§ Stated problem
Exactly reproduce the lines that follow.

§ Data rows
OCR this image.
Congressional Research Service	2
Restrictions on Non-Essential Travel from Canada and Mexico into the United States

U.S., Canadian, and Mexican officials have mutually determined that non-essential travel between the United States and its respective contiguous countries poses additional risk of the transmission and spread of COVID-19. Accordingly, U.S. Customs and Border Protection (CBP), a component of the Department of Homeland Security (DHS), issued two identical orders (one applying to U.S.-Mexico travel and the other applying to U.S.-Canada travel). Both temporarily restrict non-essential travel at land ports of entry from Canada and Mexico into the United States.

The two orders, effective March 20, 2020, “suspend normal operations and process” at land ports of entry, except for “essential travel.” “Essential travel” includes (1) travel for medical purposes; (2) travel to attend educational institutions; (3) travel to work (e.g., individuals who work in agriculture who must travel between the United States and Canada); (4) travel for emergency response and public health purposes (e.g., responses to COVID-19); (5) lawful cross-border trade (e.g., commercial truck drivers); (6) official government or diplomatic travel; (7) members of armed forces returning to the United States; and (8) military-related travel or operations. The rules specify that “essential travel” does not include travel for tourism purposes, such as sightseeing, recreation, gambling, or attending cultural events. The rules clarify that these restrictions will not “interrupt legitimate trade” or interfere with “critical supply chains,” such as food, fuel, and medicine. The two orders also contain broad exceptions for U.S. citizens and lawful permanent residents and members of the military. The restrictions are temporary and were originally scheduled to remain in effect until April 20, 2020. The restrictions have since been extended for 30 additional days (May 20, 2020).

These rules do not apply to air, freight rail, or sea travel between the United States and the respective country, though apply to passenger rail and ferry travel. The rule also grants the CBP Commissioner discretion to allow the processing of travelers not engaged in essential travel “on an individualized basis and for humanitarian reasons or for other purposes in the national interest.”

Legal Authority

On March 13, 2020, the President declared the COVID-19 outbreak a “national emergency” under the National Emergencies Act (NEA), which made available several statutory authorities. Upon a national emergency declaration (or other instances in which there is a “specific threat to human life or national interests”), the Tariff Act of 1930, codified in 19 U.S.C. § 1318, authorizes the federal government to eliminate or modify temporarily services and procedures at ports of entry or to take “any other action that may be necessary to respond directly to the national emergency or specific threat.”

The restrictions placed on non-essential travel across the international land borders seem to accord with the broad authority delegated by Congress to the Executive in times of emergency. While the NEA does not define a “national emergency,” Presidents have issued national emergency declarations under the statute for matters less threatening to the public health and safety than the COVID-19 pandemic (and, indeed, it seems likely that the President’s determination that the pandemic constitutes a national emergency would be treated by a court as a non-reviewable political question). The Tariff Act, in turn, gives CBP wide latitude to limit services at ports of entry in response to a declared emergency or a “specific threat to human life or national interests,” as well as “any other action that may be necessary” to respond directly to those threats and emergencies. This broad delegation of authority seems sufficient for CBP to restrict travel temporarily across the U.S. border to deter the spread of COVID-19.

§ Problem solution
OCR this image.
Congressional Research Service	2
Restrictions on Non-Essential Travel from Canada and Mexico into the United States

U.S., Canadian, and Mexican officials have mutually determined that non-essential travel between the United States and its respective contiguous countries poses additional risk of the transmission and spread of COVID-19. Accordingly, U.S. Customs and Border Protection (CBP), a component of the Department of Homeland Security (DHS), issued two identical orders (one applying to U.S.-Mexico travel and the other applying to U.S.-Canada travel). Both temporarily restrict non-essential travel at land ports of entry from Canada and Mexico into the United States.

The two orders, effective March 20, 2020, “suspend normal operations and process” at land ports of entry, except for “essential travel.” “Essential travel” includes (1) travel for medical purposes; (2) travel to attend educational institutions; (3) travel to work (e.g., individuals who work in agriculture who must travel between the United States and Canada); (4) travel for emergency response and public health purposes (e.g., responses to COVID-19); (5) lawful cross-border trade (e.g., commercial truck drivers); (6) official government or diplomatic travel; (7) members of armed forces returning to the United States; and (8) military-related travel or operations. The rules specify that “essential travel” does not include travel for tourism purposes, such as sightseeing, recreation, gambling, or attending cultural events. The rules clarify that these restrictions will not “interrupt legitimate trade” or interfere with “critical supply chains,” such as food, fuel, and medicine. The two orders also contain broad exceptions for U.S. citizens and lawful permanent residents and members of the military. The restrictions are temporary and were originally scheduled to remain in effect until April 20, 2020. The restrictions have since been extended for 30 additional days (May 20, 2020).

These rules do not apply to air, freight rail, or sea travel between the United States and the respective country, though apply to passenger rail and ferry travel. The rule also grants the CBP Commissioner discretion to allow the processing of travelers not engaged in essential travel “on an individualized basis and for humanitarian reasons or for other purposes in the national interest.”

Legal Authority

On March 13, 2020, the President declared the COVID-19 outbreak a “national emergency” under the National Emergencies Act (NEA), which made available several statutory authorities. Upon a national emergency declaration (or other instances in which there is a “specific threat to human life or national interests”), the Tariff Act of 1930, codified in 19 U.S.C. § 1318, authorizes the federal government to eliminate or modify temporarily services and procedures at ports of entry or to take “any other action that may be necessary to respond directly to the national emergency or specific threat.”

The restrictions placed on non-essential travel across the international land borders seem to accord with the broad authority delegated by Congress to the Executive in times of emergency. While the NEA does not define a “national emergency,” Presidents have issued national emergency declarations under the statute for matters less threatening to the public health and safety than the COVID-19 pandemic (and, indeed, it seems likely that the President’s determination that the pandemic constitutes a national emergency would be treated by a court as a non-reviewable political question). The Tariff Act, in turn, gives CBP wide latitude to limit services at ports of entry in response to a declared emergency or a “specific threat to human life or national interests,” as well as “any other action that may be necessary” to respond directly to those threats and emergencies. This broad delegation of authority seems sufficient for CBP to restrict travel temporarily across the U.S. border to deter the spread of COVID-19.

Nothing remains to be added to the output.